**The problem:** Repeat the data that follows, word for word, without the images.

**Record set:**

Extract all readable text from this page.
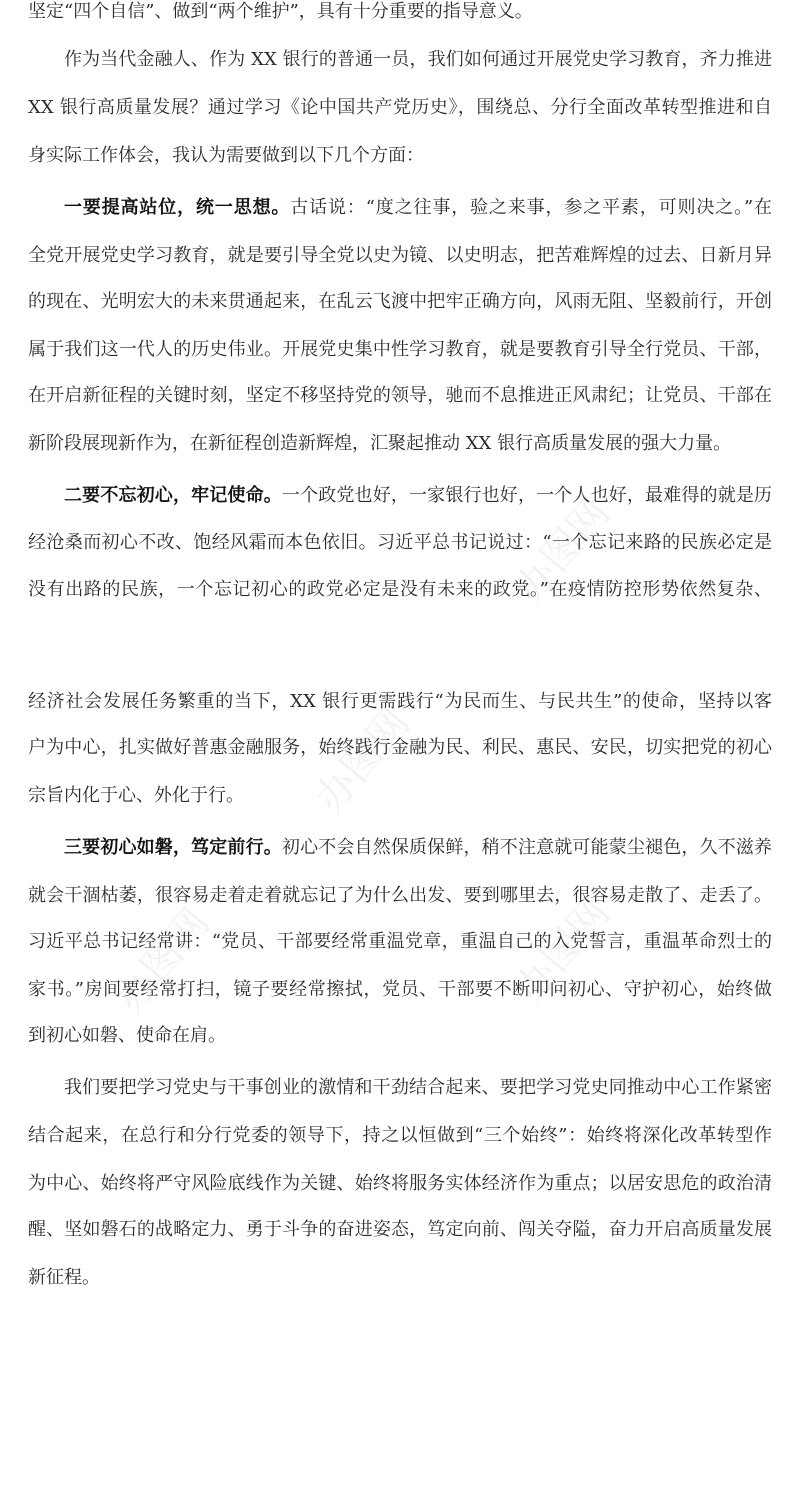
办图网
办图网
办图网
办图网
坚定“四个自信”、做到“两个维护”，具有十分重要的指导意义。
作为当代金融人、作为 XX 银行的普通一员，我们如何通过开展党史学习教育，齐力推进
XX 银行高质量发展？通过学习《论中国共产党历史》，围绕总、分行全面改革转型推进和自
身实际工作体会，我认为需要做到以下几个方面：
一要提高站位，统一思想。古话说：“度之往事，验之来事，参之平素，可则决之。”在
全党开展党史学习教育，就是要引导全党以史为镜、以史明志，把苦难辉煌的过去、日新月异
的现在、光明宏大的未来贯通起来，在乱云飞渡中把牢正确方向，风雨无阻、坚毅前行，开创
属于我们这一代人的历史伟业。开展党史集中性学习教育，就是要教育引导全行党员、干部，
在开启新征程的关键时刻，坚定不移坚持党的领导，驰而不息推进正风肃纪；让党员、干部在
新阶段展现新作为，在新征程创造新辉煌，汇聚起推动 XX 银行高质量发展的强大力量。
二要不忘初心，牢记使命。一个政党也好，一家银行也好，一个人也好，最难得的就是历
经沧桑而初心不改、饱经风霜而本色依旧。习近平总书记说过：“一个忘记来路的民族必定是
没有出路的民族，一个忘记初心的政党必定是没有未来的政党。”在疫情防控形势依然复杂、
经济社会发展任务繁重的当下，XX 银行更需践行“为民而生、与民共生”的使命，坚持以客
户为中心，扎实做好普惠金融服务，始终践行金融为民、利民、惠民、安民，切实把党的初心
宗旨内化于心、外化于行。
三要初心如磐，笃定前行。初心不会自然保质保鲜，稍不注意就可能蒙尘褪色，久不滋养
就会干涸枯萎，很容易走着走着就忘记了为什么出发、要到哪里去，很容易走散了、走丢了。
习近平总书记经常讲：“党员、干部要经常重温党章，重温自己的入党誓言，重温革命烈士的
家书。”房间要经常打扫，镜子要经常擦拭，党员、干部要不断叩问初心、守护初心，始终做
到初心如磐、使命在肩。
我们要把学习党史与干事创业的激情和干劲结合起来、要把学习党史同推动中心工作紧密
结合起来，在总行和分行党委的领导下，持之以恒做到“三个始终”：始终将深化改革转型作
为中心、始终将严守风险底线作为关键、始终将服务实体经济作为重点；以居安思危的政治清
醒、坚如磐石的战略定力、勇于斗争的奋进姿态，笃定向前、闯关夺隘，奋力开启高质量发展
新征程。
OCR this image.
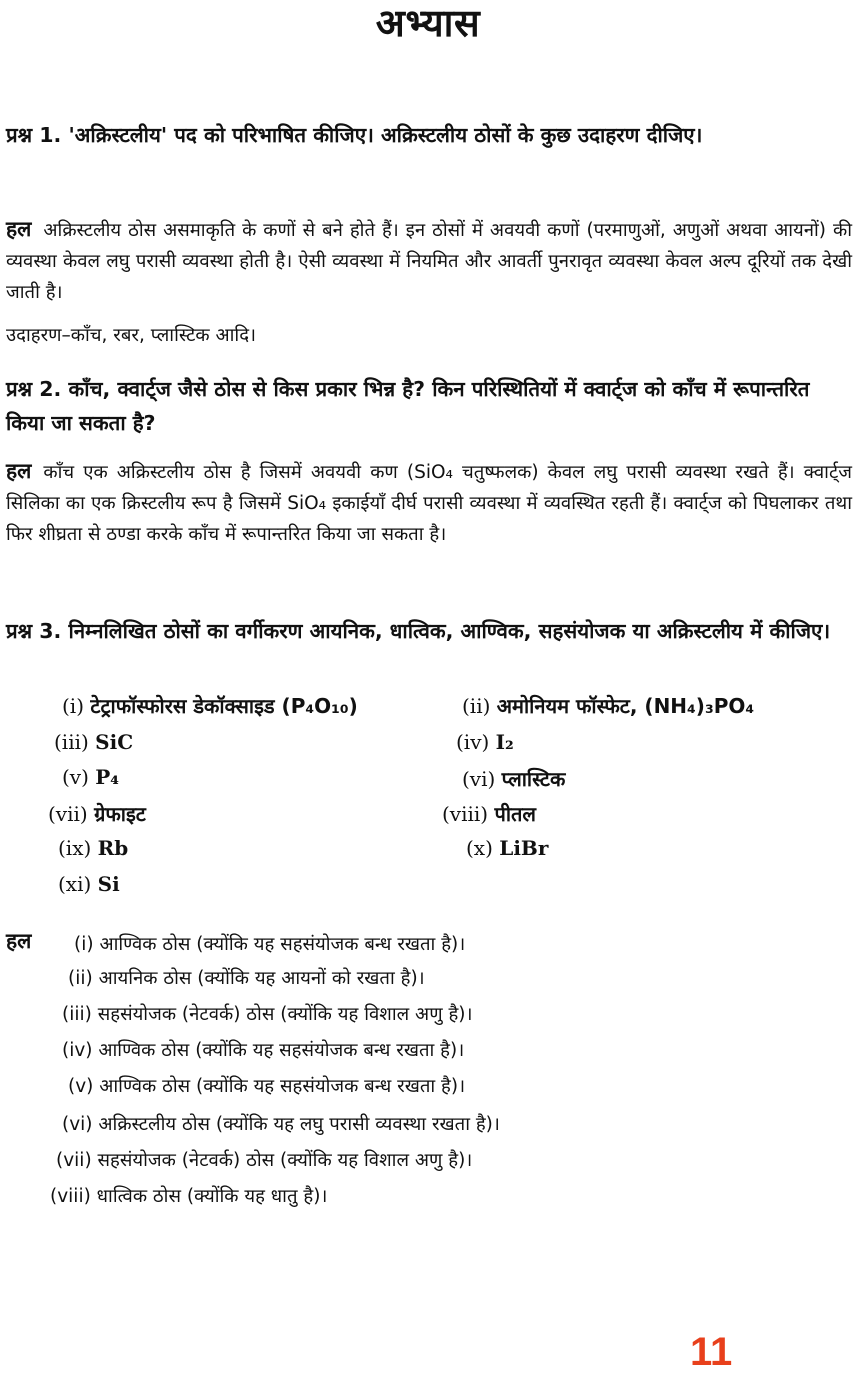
अभ्यास
प्रश्न 1. 'अक्रिस्टलीय' पद को परिभाषित कीजिए। अक्रिस्टलीय ठोसों के कुछ उदाहरण दीजिए।
हल अक्रिस्टलीय ठोस असमाकृति के कणों से बने होते हैं। इन ठोसों में अवयवी कणों (परमाणुओं, अणुओं अथवा आयनों) की व्यवस्था केवल लघु परासी व्यवस्था होती है। ऐसी व्यवस्था में नियमित और आवर्ती पुनरावृत व्यवस्था केवल अल्प दूरियों तक देखी जाती है।
उदाहरण–काँच, रबर, प्लास्टिक आदि।
प्रश्न 2. काँच, क्वार्ट्ज जैसे ठोस से किस प्रकार भिन्न है? किन परिस्थितियों में क्वार्ट्ज को काँच में रूपान्तरित किया जा सकता है?
हल काँच एक अक्रिस्टलीय ठोस है जिसमें अवयवी कण (SiO₄ चतुष्फलक) केवल लघु परासी व्यवस्था रखते हैं। क्वार्ट्ज सिलिका का एक क्रिस्टलीय रूप है जिसमें SiO₄ इकाईयाँ दीर्घ परासी व्यवस्था में व्यवस्थित रहती हैं। क्वार्ट्ज को पिघलाकर तथा फिर शीघ्रता से ठण्डा करके काँच में रूपान्तरित किया जा सकता है।
प्रश्न 3. निम्नलिखित ठोसों का वर्गीकरण आयनिक, धात्विक, आण्विक, सहसंयोजक या अक्रिस्टलीय में कीजिए।
(i) टेट्राफॉस्फोरस डेकॉक्साइड (P₄O₁₀)	(ii) अमोनियम फॉस्फेट, (NH₄)₃PO₄
(iii) SiC	(iv) I₂
(v) P₄	(vi) प्लास्टिक
(vii) ग्रेफाइट	(viii) पीतल
(ix) Rb	(x) LiBr
(xi) Si
हल (i) आण्विक ठोस (क्योंकि यह सहसंयोजक बन्ध रखता है)।
(ii) आयनिक ठोस (क्योंकि यह आयनों को रखता है)।
(iii) सहसंयोजक (नेटवर्क) ठोस (क्योंकि यह विशाल अणु है)।
(iv) आण्विक ठोस (क्योंकि यह सहसंयोजक बन्ध रखता है)।
(v) आण्विक ठोस (क्योंकि यह सहसंयोजक बन्ध रखता है)।
(vi) अक्रिस्टलीय ठोस (क्योंकि यह लघु परासी व्यवस्था रखता है)।
(vii) सहसंयोजक (नेटवर्क) ठोस (क्योंकि यह विशाल अणु है)।
(viii) धात्विक ठोस (क्योंकि यह धातु है)।
11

**Exercise answer:**
Extract all readable text from this page.
办图网
办图网
办图网
办图网
坚定“四个自信”、做到“两个维护”，具有十分重要的指导意义。
作为当代金融人、作为 XX 银行的普通一员，我们如何通过开展党史学习教育，齐力推进
XX 银行高质量发展？通过学习《论中国共产党历史》，围绕总、分行全面改革转型推进和自
身实际工作体会，我认为需要做到以下几个方面：
一要提高站位，统一思想。古话说：“度之往事，验之来事，参之平素，可则决之。”在
全党开展党史学习教育，就是要引导全党以史为镜、以史明志，把苦难辉煌的过去、日新月异
的现在、光明宏大的未来贯通起来，在乱云飞渡中把牢正确方向，风雨无阻、坚毅前行，开创
属于我们这一代人的历史伟业。开展党史集中性学习教育，就是要教育引导全行党员、干部，
在开启新征程的关键时刻，坚定不移坚持党的领导，驰而不息推进正风肃纪；让党员、干部在
新阶段展现新作为，在新征程创造新辉煌，汇聚起推动 XX 银行高质量发展的强大力量。
二要不忘初心，牢记使命。一个政党也好，一家银行也好，一个人也好，最难得的就是历
经沧桑而初心不改、饱经风霜而本色依旧。习近平总书记说过：“一个忘记来路的民族必定是
没有出路的民族，一个忘记初心的政党必定是没有未来的政党。”在疫情防控形势依然复杂、
经济社会发展任务繁重的当下，XX 银行更需践行“为民而生、与民共生”的使命，坚持以客
户为中心，扎实做好普惠金融服务，始终践行金融为民、利民、惠民、安民，切实把党的初心
宗旨内化于心、外化于行。
三要初心如磐，笃定前行。初心不会自然保质保鲜，稍不注意就可能蒙尘褪色，久不滋养
就会干涸枯萎，很容易走着走着就忘记了为什么出发、要到哪里去，很容易走散了、走丢了。
习近平总书记经常讲：“党员、干部要经常重温党章，重温自己的入党誓言，重温革命烈士的
家书。”房间要经常打扫，镜子要经常擦拭，党员、干部要不断叩问初心、守护初心，始终做
到初心如磐、使命在肩。
我们要把学习党史与干事创业的激情和干劲结合起来、要把学习党史同推动中心工作紧密
结合起来，在总行和分行党委的领导下，持之以恒做到“三个始终”：始终将深化改革转型作
为中心、始终将严守风险底线作为关键、始终将服务实体经济作为重点；以居安思危的政治清
醒、坚如磐石的战略定力、勇于斗争的奋进姿态，笃定向前、闯关夺隘，奋力开启高质量发展
新征程。
OCR this image.
अभ्यास
प्रश्न 1. 'अक्रिस्टलीय' पद को परिभाषित कीजिए। अक्रिस्टलीय ठोसों के कुछ उदाहरण दीजिए।
हल अक्रिस्टलीय ठोस असमाकृति के कणों से बने होते हैं। इन ठोसों में अवयवी कणों (परमाणुओं, अणुओं अथवा आयनों) की व्यवस्था केवल लघु परासी व्यवस्था होती है। ऐसी व्यवस्था में नियमित और आवर्ती पुनरावृत व्यवस्था केवल अल्प दूरियों तक देखी जाती है।
उदाहरण–काँच, रबर, प्लास्टिक आदि।
प्रश्न 2. काँच, क्वार्ट्ज जैसे ठोस से किस प्रकार भिन्न है? किन परिस्थितियों में क्वार्ट्ज को काँच में रूपान्तरित किया जा सकता है?
हल काँच एक अक्रिस्टलीय ठोस है जिसमें अवयवी कण (SiO₄ चतुष्फलक) केवल लघु परासी व्यवस्था रखते हैं। क्वार्ट्ज सिलिका का एक क्रिस्टलीय रूप है जिसमें SiO₄ इकाईयाँ दीर्घ परासी व्यवस्था में व्यवस्थित रहती हैं। क्वार्ट्ज को पिघलाकर तथा फिर शीघ्रता से ठण्डा करके काँच में रूपान्तरित किया जा सकता है।
प्रश्न 3. निम्नलिखित ठोसों का वर्गीकरण आयनिक, धात्विक, आण्विक, सहसंयोजक या अक्रिस्टलीय में कीजिए।
(i) टेट्राफॉस्फोरस डेकॉक्साइड (P₄O₁₀)	(ii) अमोनियम फॉस्फेट, (NH₄)₃PO₄
(iii) SiC	(iv) I₂
(v) P₄	(vi) प्लास्टिक
(vii) ग्रेफाइट	(viii) पीतल
(ix) Rb	(x) LiBr
(xi) Si
हल (i) आण्विक ठोस (क्योंकि यह सहसंयोजक बन्ध रखता है)।
(ii) आयनिक ठोस (क्योंकि यह आयनों को रखता है)।
(iii) सहसंयोजक (नेटवर्क) ठोस (क्योंकि यह विशाल अणु है)।
(iv) आण्विक ठोस (क्योंकि यह सहसंयोजक बन्ध रखता है)।
(v) आण्विक ठोस (क्योंकि यह सहसंयोजक बन्ध रखता है)।
(vi) अक्रिस्टलीय ठोस (क्योंकि यह लघु परासी व्यवस्था रखता है)।
(vii) सहसंयोजक (नेटवर्क) ठोस (क्योंकि यह विशाल अणु है)।
(viii) धात्विक ठोस (क्योंकि यह धातु है)।
11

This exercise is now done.